Items from a dataset
────────────────────────────────────────
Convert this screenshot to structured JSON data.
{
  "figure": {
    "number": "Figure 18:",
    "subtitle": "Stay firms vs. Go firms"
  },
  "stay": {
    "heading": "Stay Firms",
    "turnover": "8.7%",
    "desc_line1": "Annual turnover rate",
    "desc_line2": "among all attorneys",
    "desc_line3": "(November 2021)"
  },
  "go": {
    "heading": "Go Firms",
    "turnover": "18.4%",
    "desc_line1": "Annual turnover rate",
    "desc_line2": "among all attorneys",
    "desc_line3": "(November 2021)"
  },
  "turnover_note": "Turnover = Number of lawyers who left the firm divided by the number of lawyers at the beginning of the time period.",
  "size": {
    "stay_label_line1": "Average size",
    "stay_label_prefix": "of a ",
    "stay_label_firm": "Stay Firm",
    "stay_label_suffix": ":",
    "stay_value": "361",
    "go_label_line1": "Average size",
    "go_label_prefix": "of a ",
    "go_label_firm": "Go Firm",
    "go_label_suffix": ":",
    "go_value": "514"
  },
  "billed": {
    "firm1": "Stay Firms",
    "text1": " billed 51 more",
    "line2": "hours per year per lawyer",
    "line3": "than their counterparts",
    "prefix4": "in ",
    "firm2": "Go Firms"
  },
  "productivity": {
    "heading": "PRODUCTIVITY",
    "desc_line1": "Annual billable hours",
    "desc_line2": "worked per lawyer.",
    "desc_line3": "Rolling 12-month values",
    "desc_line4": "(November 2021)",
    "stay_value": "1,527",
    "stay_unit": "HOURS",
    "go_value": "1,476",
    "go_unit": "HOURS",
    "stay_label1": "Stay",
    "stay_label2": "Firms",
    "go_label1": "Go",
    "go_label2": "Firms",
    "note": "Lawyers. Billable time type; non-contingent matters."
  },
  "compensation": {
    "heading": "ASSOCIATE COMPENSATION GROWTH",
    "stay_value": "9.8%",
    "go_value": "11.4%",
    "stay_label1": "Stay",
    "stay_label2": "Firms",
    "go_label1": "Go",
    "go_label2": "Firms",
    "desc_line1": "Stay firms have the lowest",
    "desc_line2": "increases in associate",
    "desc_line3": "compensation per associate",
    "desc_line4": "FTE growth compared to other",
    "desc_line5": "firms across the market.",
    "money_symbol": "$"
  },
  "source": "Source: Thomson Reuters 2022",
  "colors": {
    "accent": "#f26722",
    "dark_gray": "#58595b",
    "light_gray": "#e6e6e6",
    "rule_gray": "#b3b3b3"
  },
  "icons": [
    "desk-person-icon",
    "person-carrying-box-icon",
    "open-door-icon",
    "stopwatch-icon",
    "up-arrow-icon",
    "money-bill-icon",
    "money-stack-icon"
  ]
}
────────────────────────────────────────
EXERCISE PROMPT
Return the entries in full, keeping every line exactly as it is.

WRITTEN RESPONSE
Convert this screenshot to structured JSON data.
{
  "figure": {
    "number": "Figure 18:",
    "subtitle": "Stay firms vs. Go firms"
  },
  "stay": {
    "heading": "Stay Firms",
    "turnover": "8.7%",
    "desc_line1": "Annual turnover rate",
    "desc_line2": "among all attorneys",
    "desc_line3": "(November 2021)"
  },
  "go": {
    "heading": "Go Firms",
    "turnover": "18.4%",
    "desc_line1": "Annual turnover rate",
    "desc_line2": "among all attorneys",
    "desc_line3": "(November 2021)"
  },
  "turnover_note": "Turnover = Number of lawyers who left the firm divided by the number of lawyers at the beginning of the time period.",
  "size": {
    "stay_label_line1": "Average size",
    "stay_label_prefix": "of a ",
    "stay_label_firm": "Stay Firm",
    "stay_label_suffix": ":",
    "stay_value": "361",
    "go_label_line1": "Average size",
    "go_label_prefix": "of a ",
    "go_label_firm": "Go Firm",
    "go_label_suffix": ":",
    "go_value": "514"
  },
  "billed": {
    "firm1": "Stay Firms",
    "text1": " billed 51 more",
    "line2": "hours per year per lawyer",
    "line3": "than their counterparts",
    "prefix4": "in ",
    "firm2": "Go Firms"
  },
  "productivity": {
    "heading": "PRODUCTIVITY",
    "desc_line1": "Annual billable hours",
    "desc_line2": "worked per lawyer.",
    "desc_line3": "Rolling 12-month values",
    "desc_line4": "(November 2021)",
    "stay_value": "1,527",
    "stay_unit": "HOURS",
    "go_value": "1,476",
    "go_unit": "HOURS",
    "stay_label1": "Stay",
    "stay_label2": "Firms",
    "go_label1": "Go",
    "go_label2": "Firms",
    "note": "Lawyers. Billable time type; non-contingent matters."
  },
  "compensation": {
    "heading": "ASSOCIATE COMPENSATION GROWTH",
    "stay_value": "9.8%",
    "go_value": "11.4%",
    "stay_label1": "Stay",
    "stay_label2": "Firms",
    "go_label1": "Go",
    "go_label2": "Firms",
    "desc_line1": "Stay firms have the lowest",
    "desc_line2": "increases in associate",
    "desc_line3": "compensation per associate",
    "desc_line4": "FTE growth compared to other",
    "desc_line5": "firms across the market.",
    "money_symbol": "$"
  },
  "source": "Source: Thomson Reuters 2022",
  "colors": {
    "accent": "#f26722",
    "dark_gray": "#58595b",
    "light_gray": "#e6e6e6",
    "rule_gray": "#b3b3b3"
  },
  "icons": [
    "desk-person-icon",
    "person-carrying-box-icon",
    "open-door-icon",
    "stopwatch-icon",
    "up-arrow-icon",
    "money-bill-icon",
    "money-stack-icon"
  ]
}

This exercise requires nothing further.